(Figure content listings)
--------------------------------
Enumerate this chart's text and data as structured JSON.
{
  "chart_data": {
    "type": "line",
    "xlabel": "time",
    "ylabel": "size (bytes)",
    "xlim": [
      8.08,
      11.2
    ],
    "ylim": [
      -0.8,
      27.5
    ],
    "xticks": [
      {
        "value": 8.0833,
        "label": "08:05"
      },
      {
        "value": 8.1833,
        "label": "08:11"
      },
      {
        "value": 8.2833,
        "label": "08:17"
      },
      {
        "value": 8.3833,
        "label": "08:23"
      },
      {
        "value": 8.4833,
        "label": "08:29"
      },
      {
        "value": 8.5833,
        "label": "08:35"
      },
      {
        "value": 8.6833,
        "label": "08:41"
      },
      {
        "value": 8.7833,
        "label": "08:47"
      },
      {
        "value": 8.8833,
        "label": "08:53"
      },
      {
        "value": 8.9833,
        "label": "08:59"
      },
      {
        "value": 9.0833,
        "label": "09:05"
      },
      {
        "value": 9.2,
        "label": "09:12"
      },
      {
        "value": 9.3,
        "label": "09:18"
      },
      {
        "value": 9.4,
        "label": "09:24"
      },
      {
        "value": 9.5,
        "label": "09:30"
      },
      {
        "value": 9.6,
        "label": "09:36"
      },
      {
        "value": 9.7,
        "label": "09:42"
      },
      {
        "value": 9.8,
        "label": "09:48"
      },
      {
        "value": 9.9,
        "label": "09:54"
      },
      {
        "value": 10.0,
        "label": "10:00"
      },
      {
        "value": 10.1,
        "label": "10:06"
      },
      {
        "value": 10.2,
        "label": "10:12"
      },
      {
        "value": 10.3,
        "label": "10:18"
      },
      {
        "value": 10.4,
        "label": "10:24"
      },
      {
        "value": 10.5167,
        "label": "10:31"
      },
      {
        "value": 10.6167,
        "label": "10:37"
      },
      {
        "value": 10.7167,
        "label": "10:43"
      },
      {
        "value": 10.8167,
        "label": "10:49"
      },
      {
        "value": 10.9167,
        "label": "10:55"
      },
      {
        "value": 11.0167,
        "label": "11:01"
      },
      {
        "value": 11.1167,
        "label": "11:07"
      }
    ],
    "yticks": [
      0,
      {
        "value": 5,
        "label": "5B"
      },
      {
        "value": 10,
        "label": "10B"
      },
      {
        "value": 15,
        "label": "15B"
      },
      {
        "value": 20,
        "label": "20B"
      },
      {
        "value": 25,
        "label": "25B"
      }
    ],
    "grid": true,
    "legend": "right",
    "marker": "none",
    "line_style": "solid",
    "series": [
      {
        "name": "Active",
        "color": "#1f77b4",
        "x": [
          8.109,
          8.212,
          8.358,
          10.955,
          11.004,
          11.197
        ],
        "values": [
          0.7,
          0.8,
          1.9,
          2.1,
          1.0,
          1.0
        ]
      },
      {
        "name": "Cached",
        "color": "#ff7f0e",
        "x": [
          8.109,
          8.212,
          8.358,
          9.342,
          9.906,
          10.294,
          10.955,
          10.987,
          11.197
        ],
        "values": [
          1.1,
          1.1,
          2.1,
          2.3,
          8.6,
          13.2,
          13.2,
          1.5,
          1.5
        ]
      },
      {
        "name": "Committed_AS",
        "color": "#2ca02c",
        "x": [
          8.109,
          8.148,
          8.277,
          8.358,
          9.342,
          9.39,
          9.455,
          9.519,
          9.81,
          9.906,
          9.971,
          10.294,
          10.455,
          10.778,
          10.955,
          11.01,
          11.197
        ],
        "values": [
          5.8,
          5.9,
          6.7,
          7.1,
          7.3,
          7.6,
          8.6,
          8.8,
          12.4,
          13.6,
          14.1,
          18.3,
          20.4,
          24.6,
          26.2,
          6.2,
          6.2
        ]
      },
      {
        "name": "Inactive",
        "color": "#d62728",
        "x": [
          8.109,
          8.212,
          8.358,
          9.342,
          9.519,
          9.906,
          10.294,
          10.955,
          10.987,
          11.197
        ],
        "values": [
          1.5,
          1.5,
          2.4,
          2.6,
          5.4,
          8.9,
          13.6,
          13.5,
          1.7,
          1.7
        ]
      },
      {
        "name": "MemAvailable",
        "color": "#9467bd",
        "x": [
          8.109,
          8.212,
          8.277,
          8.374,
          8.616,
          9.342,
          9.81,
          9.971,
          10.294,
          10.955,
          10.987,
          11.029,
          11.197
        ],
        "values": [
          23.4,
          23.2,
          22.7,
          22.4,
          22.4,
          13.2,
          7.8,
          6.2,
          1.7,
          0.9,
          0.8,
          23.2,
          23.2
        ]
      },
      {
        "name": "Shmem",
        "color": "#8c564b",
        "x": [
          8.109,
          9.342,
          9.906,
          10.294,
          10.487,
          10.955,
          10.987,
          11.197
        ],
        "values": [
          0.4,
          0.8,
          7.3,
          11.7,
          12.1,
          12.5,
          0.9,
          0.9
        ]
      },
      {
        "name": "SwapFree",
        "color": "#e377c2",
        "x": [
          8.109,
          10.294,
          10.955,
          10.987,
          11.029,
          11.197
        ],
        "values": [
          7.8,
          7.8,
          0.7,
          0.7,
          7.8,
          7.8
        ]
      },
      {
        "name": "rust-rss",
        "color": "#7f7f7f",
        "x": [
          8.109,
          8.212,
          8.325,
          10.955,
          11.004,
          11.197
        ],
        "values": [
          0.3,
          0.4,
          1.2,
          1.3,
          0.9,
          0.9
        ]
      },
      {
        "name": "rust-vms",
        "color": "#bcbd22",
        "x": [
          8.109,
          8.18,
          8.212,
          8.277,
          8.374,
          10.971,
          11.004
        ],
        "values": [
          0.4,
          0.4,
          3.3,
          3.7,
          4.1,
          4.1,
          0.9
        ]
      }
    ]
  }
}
--------------------------------
AIM>
Report only a number: how many lines in the material above contain the string "color".

ANSWER FOR THIS EXERCISE>
9